■ Exercise ■
From the entries below, pull out each line where "ylabel" appears.

— start of Records for this task —

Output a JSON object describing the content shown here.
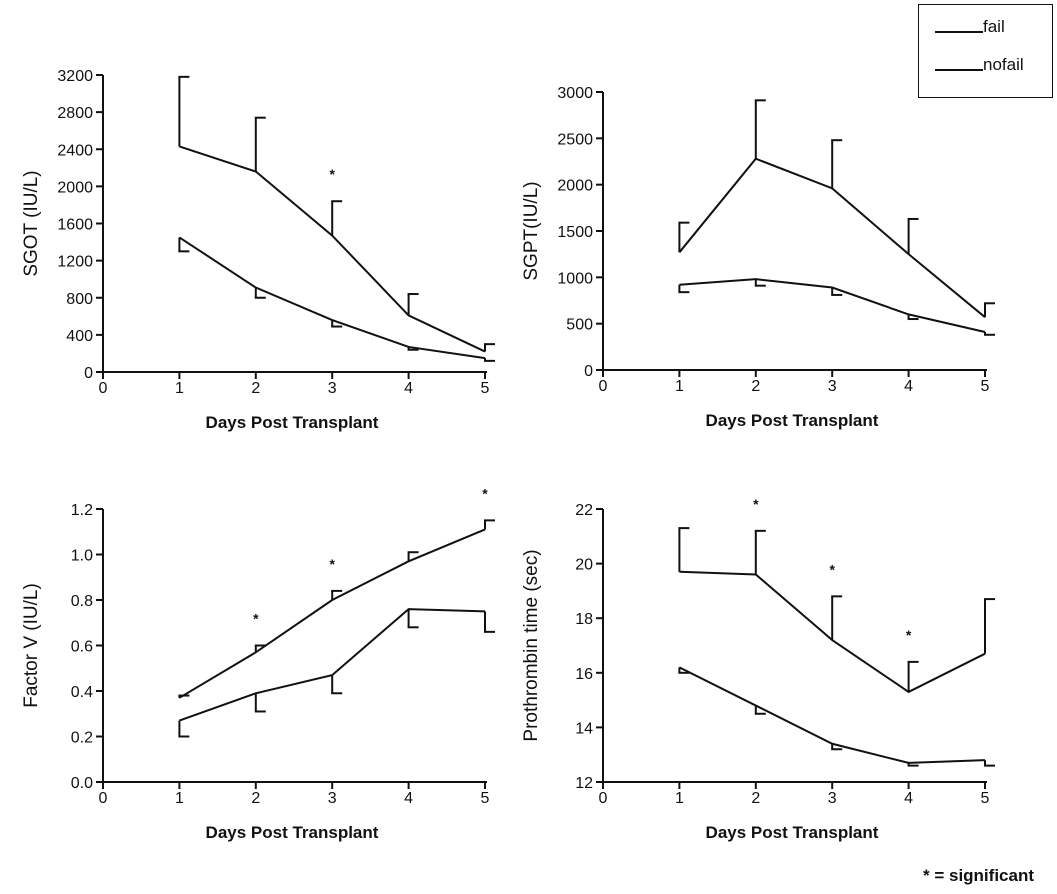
{
  "legend": {
    "entries": [
      "fail",
      "nofail"
    ]
  },
  "footnote": "* = significant",
  "chart_data": [
    {
      "type": "line",
      "xlabel": "Days Post Transplant",
      "ylabel": "SGOT (IU/L)",
      "x": [
        1,
        2,
        3,
        4,
        5
      ],
      "xticks": [
        0,
        1,
        2,
        3,
        4,
        5
      ],
      "ylim": [
        0,
        3200
      ],
      "yticks": [
        0,
        400,
        800,
        1200,
        1600,
        2000,
        2400,
        2800,
        3200
      ],
      "series": [
        {
          "name": "fail",
          "values": [
            2430,
            2160,
            1470,
            610,
            220
          ],
          "error": [
            750,
            580,
            370,
            230,
            80
          ],
          "error_dir": "up"
        },
        {
          "name": "nofail",
          "values": [
            1450,
            910,
            560,
            270,
            150
          ],
          "error": [
            150,
            110,
            70,
            30,
            30
          ],
          "error_dir": "down"
        }
      ],
      "significant_x": [
        3
      ],
      "grid": false
    },
    {
      "type": "line",
      "xlabel": "Days Post Transplant",
      "ylabel": "SGPT(IU/L)",
      "x": [
        1,
        2,
        3,
        4,
        5
      ],
      "xticks": [
        0,
        1,
        2,
        3,
        4,
        5
      ],
      "ylim": [
        0,
        3000
      ],
      "yticks": [
        0,
        500,
        1000,
        1500,
        2000,
        2500,
        3000
      ],
      "series": [
        {
          "name": "fail",
          "values": [
            1270,
            2280,
            1960,
            1250,
            570
          ],
          "error": [
            320,
            630,
            520,
            380,
            150
          ],
          "error_dir": "up"
        },
        {
          "name": "nofail",
          "values": [
            920,
            980,
            890,
            600,
            410
          ],
          "error": [
            80,
            70,
            80,
            50,
            30
          ],
          "error_dir": "down"
        }
      ],
      "significant_x": [],
      "grid": false
    },
    {
      "type": "line",
      "xlabel": "Days Post Transplant",
      "ylabel": "Factor V (IU/L)",
      "x": [
        1,
        2,
        3,
        4,
        5
      ],
      "xticks": [
        0,
        1,
        2,
        3,
        4,
        5
      ],
      "ylim": [
        0,
        1.2
      ],
      "yticks": [
        "0.0",
        "0.2",
        "0.4",
        "0.6",
        "0.8",
        "1.0",
        "1.2"
      ],
      "series": [
        {
          "name": "fail",
          "values": [
            0.37,
            0.57,
            0.8,
            0.97,
            1.11
          ],
          "error": [
            0.01,
            0.03,
            0.04,
            0.04,
            0.04
          ],
          "error_dir": "up"
        },
        {
          "name": "nofail",
          "values": [
            0.27,
            0.39,
            0.47,
            0.76,
            0.75
          ],
          "error": [
            0.07,
            0.08,
            0.08,
            0.08,
            0.09
          ],
          "error_dir": "down"
        }
      ],
      "significant_x": [
        2,
        3,
        5
      ],
      "grid": false
    },
    {
      "type": "line",
      "xlabel": "Days Post Transplant",
      "ylabel": "Prothrombin time (sec)",
      "x": [
        1,
        2,
        3,
        4,
        5
      ],
      "xticks": [
        0,
        1,
        2,
        3,
        4,
        5
      ],
      "ylim": [
        12,
        22
      ],
      "yticks": [
        12,
        14,
        16,
        18,
        20,
        22
      ],
      "series": [
        {
          "name": "fail",
          "values": [
            19.7,
            19.6,
            17.2,
            15.3,
            16.7
          ],
          "error": [
            1.6,
            1.6,
            1.6,
            1.1,
            2.0
          ],
          "error_dir": "up"
        },
        {
          "name": "nofail",
          "values": [
            16.2,
            14.8,
            13.4,
            12.7,
            12.8
          ],
          "error": [
            0.2,
            0.3,
            0.2,
            0.1,
            0.2
          ],
          "error_dir": "down"
        }
      ],
      "significant_x": [
        2,
        3,
        4
      ],
      "grid": false
    }
  ]
}
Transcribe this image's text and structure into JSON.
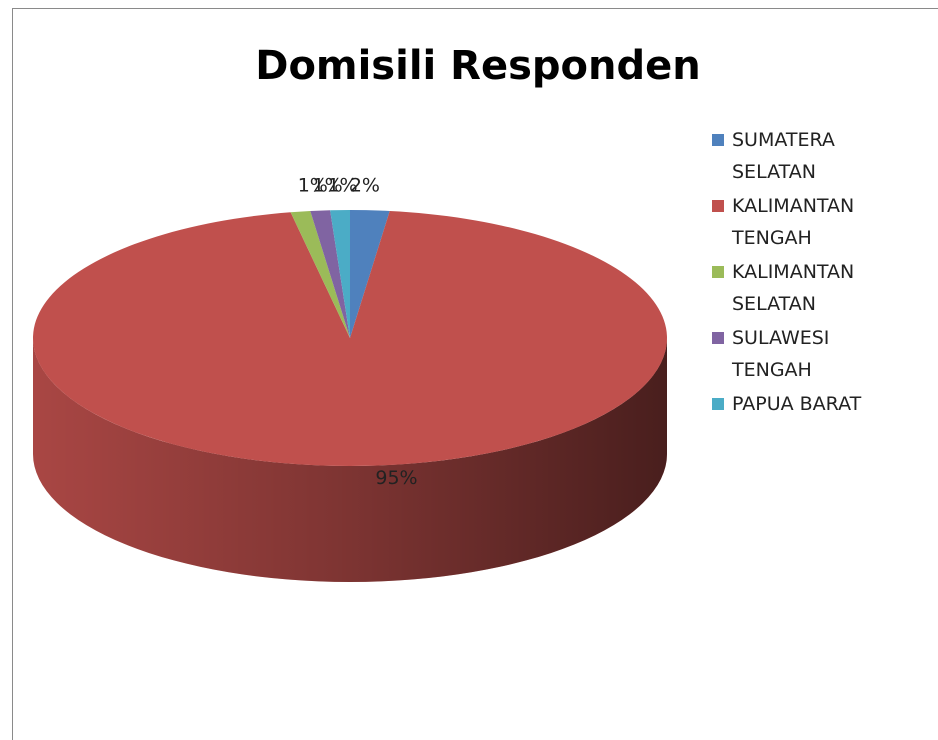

— end of Records for this task —

■ Answer to this exercise ■
      "ylabel": "SGOT (IU/L)",
      "ylabel": "SGPT(IU/L)",
      "ylabel": "Factor V (IU/L)",
      "ylabel": "Prothrombin time (sec)",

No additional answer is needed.